*Given task*.
All entries are to be quoted exactly; the images stay out of the copy.

[Source records]
※ ※ ※

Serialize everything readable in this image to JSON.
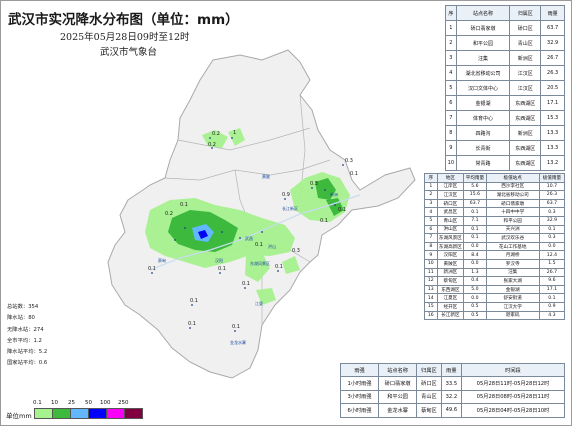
{
  "title": "武汉市实况降水分布图（单位：mm）",
  "subtitle": "2025年05月28日09时至12时",
  "org": "武汉市气象台",
  "colors": {
    "land": "#f0f0f0",
    "boundary": "#a9a9a9",
    "level1": "#a6f28f",
    "level2": "#3dba3d",
    "level3": "#61b8ff",
    "level4": "#0000fe",
    "level5": "#fa00fa",
    "level6": "#800040"
  },
  "stats": {
    "total_stations": "总站数：354",
    "rain_stations": "降水站：80",
    "no_rain_stations": "无降水站：274",
    "avg_all": "全市平均：1.2",
    "avg_rain": "降水站平均：5.2",
    "avg_national": "国家站平均：0.6"
  },
  "legend": {
    "label": "单位mm",
    "ticks": [
      "0.1",
      "10",
      "25",
      "50",
      "100",
      "250"
    ]
  },
  "station_table": {
    "headers": [
      "序",
      "站点名称",
      "归属区",
      "雨量"
    ],
    "rows": [
      [
        "1",
        "硚口翡家墩",
        "硚口区",
        "63.7"
      ],
      [
        "2",
        "和平公园",
        "青山区",
        "32.9"
      ],
      [
        "3",
        "汪集",
        "新洲区",
        "26.7"
      ],
      [
        "4",
        "湖北省移动公司",
        "江汉区",
        "26.3"
      ],
      [
        "5",
        "汉口文体中心",
        "江汉区",
        "20.5"
      ],
      [
        "6",
        "金银湖",
        "东西湖区",
        "17.1"
      ],
      [
        "7",
        "体育中心",
        "东西湖区",
        "15.3"
      ],
      [
        "8",
        "四路沟",
        "新洲区",
        "13.3"
      ],
      [
        "9",
        "长青街",
        "东西湖区",
        "13.3"
      ],
      [
        "10",
        "常青路",
        "东西湖区",
        "13.2"
      ]
    ]
  },
  "district_table": {
    "headers": [
      "序",
      "地区",
      "平均雨量",
      "极值站点",
      "极值雨量"
    ],
    "rows": [
      [
        "1",
        "江岸区",
        "5.6",
        "西沙李社区",
        "10.7"
      ],
      [
        "2",
        "江汉区",
        "15.6",
        "湖北省移动公司",
        "26.3"
      ],
      [
        "3",
        "硚口区",
        "63.7",
        "硚口翡家墩",
        "63.7"
      ],
      [
        "4",
        "武昌区",
        "0.1",
        "十四中中学",
        "0.3"
      ],
      [
        "5",
        "青山区",
        "7.1",
        "和平公园",
        "32.9"
      ],
      [
        "6",
        "洪山区",
        "0.1",
        "天兴洲",
        "0.1"
      ],
      [
        "7",
        "东湖风景区",
        "0.1",
        "武汉欢乐谷",
        "0.3"
      ],
      [
        "8",
        "东湖高新区",
        "0.0",
        "花山工作基地",
        "0.0"
      ],
      [
        "9",
        "汉阳区",
        "8.4",
        "月湖桥",
        "12.4"
      ],
      [
        "10",
        "黄陂区",
        "0.0",
        "罗汉寺",
        "1.5"
      ],
      [
        "11",
        "新洲区",
        "1.3",
        "汪集",
        "26.7"
      ],
      [
        "12",
        "蔡甸区",
        "0.4",
        "张家大湖",
        "9.6"
      ],
      [
        "13",
        "东西湖区",
        "5.0",
        "金银湖",
        "17.1"
      ],
      [
        "14",
        "江夏区",
        "0.0",
        "舒安街道",
        "0.1"
      ],
      [
        "15",
        "经开区",
        "0.5",
        "江汉大学",
        "0.9"
      ],
      [
        "16",
        "长江新区",
        "0.5",
        "谌家矶",
        "4.3"
      ]
    ]
  },
  "max_table": {
    "headers": [
      "雨强",
      "站点名称",
      "归属区",
      "雨量",
      "时间段"
    ],
    "rows": [
      [
        "1小时雨强",
        "硚口翡家墩",
        "硚口区",
        "33.5",
        "05月28日11时-05月28日12时"
      ],
      [
        "3小时雨强",
        "和平公园",
        "青山区",
        "32.2",
        "05月28日08时-05月28日11时"
      ],
      [
        "6小时雨强",
        "金龙水寨",
        "蔡甸区",
        "49.6",
        "05月28日04时-05月28日10时"
      ]
    ]
  },
  "map_labels": {
    "values": [
      "0.2",
      "1",
      "0.2",
      "0.3",
      "0.3",
      "0.1",
      "0.9",
      "0.1",
      "0.1",
      "0.1",
      "0.1",
      "0.1",
      "0.1",
      "0.3",
      "0.2",
      "0.1",
      "0.1",
      "0.1",
      "0.1",
      "0.1"
    ],
    "districts": [
      "金龙水寨",
      "东湖风景区",
      "武昌",
      "洪山",
      "新洲",
      "黄陂",
      "汉阳",
      "江夏",
      "蔡甸",
      "长江新区"
    ]
  }
}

※ ※ ※

*Written response*.
Serialize everything readable in this image to JSON.
{
  "title": "武汉市实况降水分布图（单位：mm）",
  "subtitle": "2025年05月28日09时至12时",
  "org": "武汉市气象台",
  "colors": {
    "land": "#f0f0f0",
    "boundary": "#a9a9a9",
    "level1": "#a6f28f",
    "level2": "#3dba3d",
    "level3": "#61b8ff",
    "level4": "#0000fe",
    "level5": "#fa00fa",
    "level6": "#800040"
  },
  "stats": {
    "total_stations": "总站数：354",
    "rain_stations": "降水站：80",
    "no_rain_stations": "无降水站：274",
    "avg_all": "全市平均：1.2",
    "avg_rain": "降水站平均：5.2",
    "avg_national": "国家站平均：0.6"
  },
  "legend": {
    "label": "单位mm",
    "ticks": [
      "0.1",
      "10",
      "25",
      "50",
      "100",
      "250"
    ]
  },
  "station_table": {
    "headers": [
      "序",
      "站点名称",
      "归属区",
      "雨量"
    ],
    "rows": [
      [
        "1",
        "硚口翡家墩",
        "硚口区",
        "63.7"
      ],
      [
        "2",
        "和平公园",
        "青山区",
        "32.9"
      ],
      [
        "3",
        "汪集",
        "新洲区",
        "26.7"
      ],
      [
        "4",
        "湖北省移动公司",
        "江汉区",
        "26.3"
      ],
      [
        "5",
        "汉口文体中心",
        "江汉区",
        "20.5"
      ],
      [
        "6",
        "金银湖",
        "东西湖区",
        "17.1"
      ],
      [
        "7",
        "体育中心",
        "东西湖区",
        "15.3"
      ],
      [
        "8",
        "四路沟",
        "新洲区",
        "13.3"
      ],
      [
        "9",
        "长青街",
        "东西湖区",
        "13.3"
      ],
      [
        "10",
        "常青路",
        "东西湖区",
        "13.2"
      ]
    ]
  },
  "district_table": {
    "headers": [
      "序",
      "地区",
      "平均雨量",
      "极值站点",
      "极值雨量"
    ],
    "rows": [
      [
        "1",
        "江岸区",
        "5.6",
        "西沙李社区",
        "10.7"
      ],
      [
        "2",
        "江汉区",
        "15.6",
        "湖北省移动公司",
        "26.3"
      ],
      [
        "3",
        "硚口区",
        "63.7",
        "硚口翡家墩",
        "63.7"
      ],
      [
        "4",
        "武昌区",
        "0.1",
        "十四中中学",
        "0.3"
      ],
      [
        "5",
        "青山区",
        "7.1",
        "和平公园",
        "32.9"
      ],
      [
        "6",
        "洪山区",
        "0.1",
        "天兴洲",
        "0.1"
      ],
      [
        "7",
        "东湖风景区",
        "0.1",
        "武汉欢乐谷",
        "0.3"
      ],
      [
        "8",
        "东湖高新区",
        "0.0",
        "花山工作基地",
        "0.0"
      ],
      [
        "9",
        "汉阳区",
        "8.4",
        "月湖桥",
        "12.4"
      ],
      [
        "10",
        "黄陂区",
        "0.0",
        "罗汉寺",
        "1.5"
      ],
      [
        "11",
        "新洲区",
        "1.3",
        "汪集",
        "26.7"
      ],
      [
        "12",
        "蔡甸区",
        "0.4",
        "张家大湖",
        "9.6"
      ],
      [
        "13",
        "东西湖区",
        "5.0",
        "金银湖",
        "17.1"
      ],
      [
        "14",
        "江夏区",
        "0.0",
        "舒安街道",
        "0.1"
      ],
      [
        "15",
        "经开区",
        "0.5",
        "江汉大学",
        "0.9"
      ],
      [
        "16",
        "长江新区",
        "0.5",
        "谌家矶",
        "4.3"
      ]
    ]
  },
  "max_table": {
    "headers": [
      "雨强",
      "站点名称",
      "归属区",
      "雨量",
      "时间段"
    ],
    "rows": [
      [
        "1小时雨强",
        "硚口翡家墩",
        "硚口区",
        "33.5",
        "05月28日11时-05月28日12时"
      ],
      [
        "3小时雨强",
        "和平公园",
        "青山区",
        "32.2",
        "05月28日08时-05月28日11时"
      ],
      [
        "6小时雨强",
        "金龙水寨",
        "蔡甸区",
        "49.6",
        "05月28日04时-05月28日10时"
      ]
    ]
  },
  "map_labels": {
    "values": [
      "0.2",
      "1",
      "0.2",
      "0.3",
      "0.3",
      "0.1",
      "0.9",
      "0.1",
      "0.1",
      "0.1",
      "0.1",
      "0.1",
      "0.1",
      "0.3",
      "0.2",
      "0.1",
      "0.1",
      "0.1",
      "0.1",
      "0.1"
    ],
    "districts": [
      "金龙水寨",
      "东湖风景区",
      "武昌",
      "洪山",
      "新洲",
      "黄陂",
      "汉阳",
      "江夏",
      "蔡甸",
      "长江新区"
    ]
  }
}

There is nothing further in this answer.